**Goal**
Rewrite all of the items below as a numbered list, leaving out any blank lines.

Dataset records
## begin

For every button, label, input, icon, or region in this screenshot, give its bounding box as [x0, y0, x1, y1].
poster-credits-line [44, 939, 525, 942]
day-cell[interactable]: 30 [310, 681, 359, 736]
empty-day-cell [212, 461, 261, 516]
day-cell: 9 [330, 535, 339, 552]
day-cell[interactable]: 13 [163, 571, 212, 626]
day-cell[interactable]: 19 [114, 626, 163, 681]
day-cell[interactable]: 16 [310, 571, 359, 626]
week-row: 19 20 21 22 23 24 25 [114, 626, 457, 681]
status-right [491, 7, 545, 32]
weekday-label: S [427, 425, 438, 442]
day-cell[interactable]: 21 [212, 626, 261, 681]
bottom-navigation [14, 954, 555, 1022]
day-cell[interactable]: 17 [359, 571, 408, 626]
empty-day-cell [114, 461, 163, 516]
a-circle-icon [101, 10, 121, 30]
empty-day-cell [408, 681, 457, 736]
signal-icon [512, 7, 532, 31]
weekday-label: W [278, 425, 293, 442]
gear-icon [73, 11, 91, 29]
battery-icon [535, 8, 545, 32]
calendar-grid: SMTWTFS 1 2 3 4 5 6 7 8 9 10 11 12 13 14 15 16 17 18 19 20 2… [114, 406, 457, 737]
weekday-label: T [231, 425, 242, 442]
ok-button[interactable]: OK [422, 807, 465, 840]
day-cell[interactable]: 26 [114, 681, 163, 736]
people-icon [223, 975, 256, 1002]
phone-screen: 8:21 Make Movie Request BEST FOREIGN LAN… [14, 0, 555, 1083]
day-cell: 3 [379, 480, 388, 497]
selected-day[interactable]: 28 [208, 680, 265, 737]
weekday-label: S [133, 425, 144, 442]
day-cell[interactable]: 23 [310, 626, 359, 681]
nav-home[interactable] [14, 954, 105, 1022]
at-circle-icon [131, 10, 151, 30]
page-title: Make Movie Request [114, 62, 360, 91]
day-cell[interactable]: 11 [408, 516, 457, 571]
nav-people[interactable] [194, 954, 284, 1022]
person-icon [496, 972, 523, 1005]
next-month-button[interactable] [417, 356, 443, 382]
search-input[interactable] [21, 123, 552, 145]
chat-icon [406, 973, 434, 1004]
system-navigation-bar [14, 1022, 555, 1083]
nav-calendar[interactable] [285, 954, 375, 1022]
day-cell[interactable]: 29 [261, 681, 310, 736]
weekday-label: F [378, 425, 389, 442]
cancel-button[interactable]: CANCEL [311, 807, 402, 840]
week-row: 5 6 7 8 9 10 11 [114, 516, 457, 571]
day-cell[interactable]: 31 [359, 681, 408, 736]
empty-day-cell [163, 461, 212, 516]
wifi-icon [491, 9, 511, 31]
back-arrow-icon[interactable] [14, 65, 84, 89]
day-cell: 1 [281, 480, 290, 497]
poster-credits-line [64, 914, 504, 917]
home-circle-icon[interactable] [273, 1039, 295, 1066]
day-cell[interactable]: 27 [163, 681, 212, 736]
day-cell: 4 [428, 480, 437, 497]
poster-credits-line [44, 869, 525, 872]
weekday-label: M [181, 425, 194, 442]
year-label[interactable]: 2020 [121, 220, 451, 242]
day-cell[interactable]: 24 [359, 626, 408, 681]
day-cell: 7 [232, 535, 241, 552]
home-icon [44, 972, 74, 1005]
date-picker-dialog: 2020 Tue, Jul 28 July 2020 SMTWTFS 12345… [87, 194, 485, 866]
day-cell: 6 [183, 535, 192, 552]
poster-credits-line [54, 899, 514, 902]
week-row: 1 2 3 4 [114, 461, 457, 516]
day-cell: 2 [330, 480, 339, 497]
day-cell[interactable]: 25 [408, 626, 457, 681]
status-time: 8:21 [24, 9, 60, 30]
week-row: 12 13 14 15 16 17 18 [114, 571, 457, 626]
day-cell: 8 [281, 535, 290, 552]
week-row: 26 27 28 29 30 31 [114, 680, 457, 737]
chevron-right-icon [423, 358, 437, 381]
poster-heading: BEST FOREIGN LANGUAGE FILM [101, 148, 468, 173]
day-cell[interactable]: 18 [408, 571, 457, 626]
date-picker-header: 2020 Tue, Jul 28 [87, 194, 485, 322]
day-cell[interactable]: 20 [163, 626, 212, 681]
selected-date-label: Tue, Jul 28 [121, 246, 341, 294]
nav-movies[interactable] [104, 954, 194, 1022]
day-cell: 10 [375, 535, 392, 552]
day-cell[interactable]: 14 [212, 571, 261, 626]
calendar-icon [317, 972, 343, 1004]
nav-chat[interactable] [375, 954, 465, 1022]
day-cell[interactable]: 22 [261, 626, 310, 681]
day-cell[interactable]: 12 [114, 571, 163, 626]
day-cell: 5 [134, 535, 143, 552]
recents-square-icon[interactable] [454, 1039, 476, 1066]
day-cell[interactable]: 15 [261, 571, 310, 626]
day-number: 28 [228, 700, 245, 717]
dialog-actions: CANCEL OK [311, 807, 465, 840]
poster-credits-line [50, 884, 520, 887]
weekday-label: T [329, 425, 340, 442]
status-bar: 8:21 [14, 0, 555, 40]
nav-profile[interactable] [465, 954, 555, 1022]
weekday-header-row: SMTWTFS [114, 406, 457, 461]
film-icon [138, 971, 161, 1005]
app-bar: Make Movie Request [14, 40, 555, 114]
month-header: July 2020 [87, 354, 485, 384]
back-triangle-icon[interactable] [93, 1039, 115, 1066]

## end

**Full answer**
1. For every button, label, input, icon, or region in this screenshot, give its bounding box as [x0, y0, x1, y1].
2. poster-credits-line [44, 939, 525, 942]
3. day-cell[interactable]: 30 [310, 681, 359, 736]
4. empty-day-cell [212, 461, 261, 516]
5. day-cell: 9 [330, 535, 339, 552]
6. day-cell[interactable]: 13 [163, 571, 212, 626]
7. day-cell[interactable]: 19 [114, 626, 163, 681]
8. day-cell[interactable]: 16 [310, 571, 359, 626]
9. week-row: 19 20 21 22 23 24 25 [114, 626, 457, 681]
10. status-right [491, 7, 545, 32]
11. weekday-label: S [427, 425, 438, 442]
12. day-cell[interactable]: 21 [212, 626, 261, 681]
13. bottom-navigation [14, 954, 555, 1022]
14. day-cell[interactable]: 17 [359, 571, 408, 626]
15. empty-day-cell [114, 461, 163, 516]
16. a-circle-icon [101, 10, 121, 30]
17. empty-day-cell [408, 681, 457, 736]
18. signal-icon [512, 7, 532, 31]
19. weekday-label: W [278, 425, 293, 442]
20. gear-icon [73, 11, 91, 29]
21. battery-icon [535, 8, 545, 32]
22. calendar-grid: SMTWTFS 1 2 3 4 5 6 7 8 9 10 11 12 13 14 15 16 17 18 19 20 2… [114, 406, 457, 737]
23. weekday-label: T [231, 425, 242, 442]
24. ok-button[interactable]: OK [422, 807, 465, 840]
25. day-cell[interactable]: 26 [114, 681, 163, 736]
26. people-icon [223, 975, 256, 1002]
27. phone-screen: 8:21 Make Movie Request BEST FOREIGN LAN… [14, 0, 555, 1083]
28. day-cell: 3 [379, 480, 388, 497]
29. selected-day[interactable]: 28 [208, 680, 265, 737]
30. weekday-label: S [133, 425, 144, 442]
31. day-cell[interactable]: 23 [310, 626, 359, 681]
32. nav-home[interactable] [14, 954, 105, 1022]
33. at-circle-icon [131, 10, 151, 30]
34. page-title: Make Movie Request [114, 62, 360, 91]
35. day-cell[interactable]: 11 [408, 516, 457, 571]
36. nav-people[interactable] [194, 954, 284, 1022]
37. person-icon [496, 972, 523, 1005]
38. next-month-button[interactable] [417, 356, 443, 382]
39. search-input[interactable] [21, 123, 552, 145]
40. chat-icon [406, 973, 434, 1004]
41. system-navigation-bar [14, 1022, 555, 1083]
42. nav-calendar[interactable] [285, 954, 375, 1022]
43. day-cell[interactable]: 29 [261, 681, 310, 736]
44. weekday-label: F [378, 425, 389, 442]
45. cancel-button[interactable]: CANCEL [311, 807, 402, 840]
46. week-row: 5 6 7 8 9 10 11 [114, 516, 457, 571]
47. day-cell[interactable]: 31 [359, 681, 408, 736]
48. empty-day-cell [163, 461, 212, 516]
49. wifi-icon [491, 9, 511, 31]
50. back-arrow-icon[interactable] [14, 65, 84, 89]
51. day-cell: 1 [281, 480, 290, 497]
52. poster-credits-line [64, 914, 504, 917]
53. home-circle-icon[interactable] [273, 1039, 295, 1066]
54. day-cell[interactable]: 27 [163, 681, 212, 736]
55. day-cell: 4 [428, 480, 437, 497]
56. poster-credits-line [44, 869, 525, 872]
57. weekday-label: M [181, 425, 194, 442]
58. year-label[interactable]: 2020 [121, 220, 451, 242]
59. day-cell[interactable]: 24 [359, 626, 408, 681]
60. day-cell: 7 [232, 535, 241, 552]
61. home-icon [44, 972, 74, 1005]
62. date-picker-dialog: 2020 Tue, Jul 28 July 2020 SMTWTFS 12345… [87, 194, 485, 866]
63. day-cell: 6 [183, 535, 192, 552]
64. poster-credits-line [54, 899, 514, 902]
65. week-row: 1 2 3 4 [114, 461, 457, 516]
66. day-cell: 2 [330, 480, 339, 497]
67. day-cell[interactable]: 25 [408, 626, 457, 681]
68. status-time: 8:21 [24, 9, 60, 30]
69. week-row: 12 13 14 15 16 17 18 [114, 571, 457, 626]
70. day-cell: 8 [281, 535, 290, 552]
71. week-row: 26 27 28 29 30 31 [114, 680, 457, 737]
72. chevron-right-icon [423, 358, 437, 381]
73. poster-heading: BEST FOREIGN LANGUAGE FILM [101, 148, 468, 173]
74. day-cell[interactable]: 18 [408, 571, 457, 626]
75. date-picker-header: 2020 Tue, Jul 28 [87, 194, 485, 322]
76. day-cell[interactable]: 20 [163, 626, 212, 681]
77. selected-date-label: Tue, Jul 28 [121, 246, 341, 294]
78. nav-movies[interactable] [104, 954, 194, 1022]
79. day-cell: 10 [375, 535, 392, 552]
80. day-cell[interactable]: 14 [212, 571, 261, 626]
81. calendar-icon [317, 972, 343, 1004]
82. nav-chat[interactable] [375, 954, 465, 1022]
83. day-cell[interactable]: 22 [261, 626, 310, 681]
84. day-cell[interactable]: 12 [114, 571, 163, 626]
85. day-cell: 5 [134, 535, 143, 552]
86. recents-square-icon[interactable] [454, 1039, 476, 1066]
87. day-cell[interactable]: 15 [261, 571, 310, 626]
88. day-number: 28 [228, 700, 245, 717]
89. dialog-actions: CANCEL OK [311, 807, 465, 840]
90. poster-credits-line [50, 884, 520, 887]
91. weekday-label: T [329, 425, 340, 442]
92. status-bar: 8:21 [14, 0, 555, 40]
93. nav-profile[interactable] [465, 954, 555, 1022]
94. weekday-header-row: SMTWTFS [114, 406, 457, 461]
95. film-icon [138, 971, 161, 1005]
96. app-bar: Make Movie Request [14, 40, 555, 114]
97. month-header: July 2020 [87, 354, 485, 384]
98. back-triangle-icon[interactable] [93, 1039, 115, 1066]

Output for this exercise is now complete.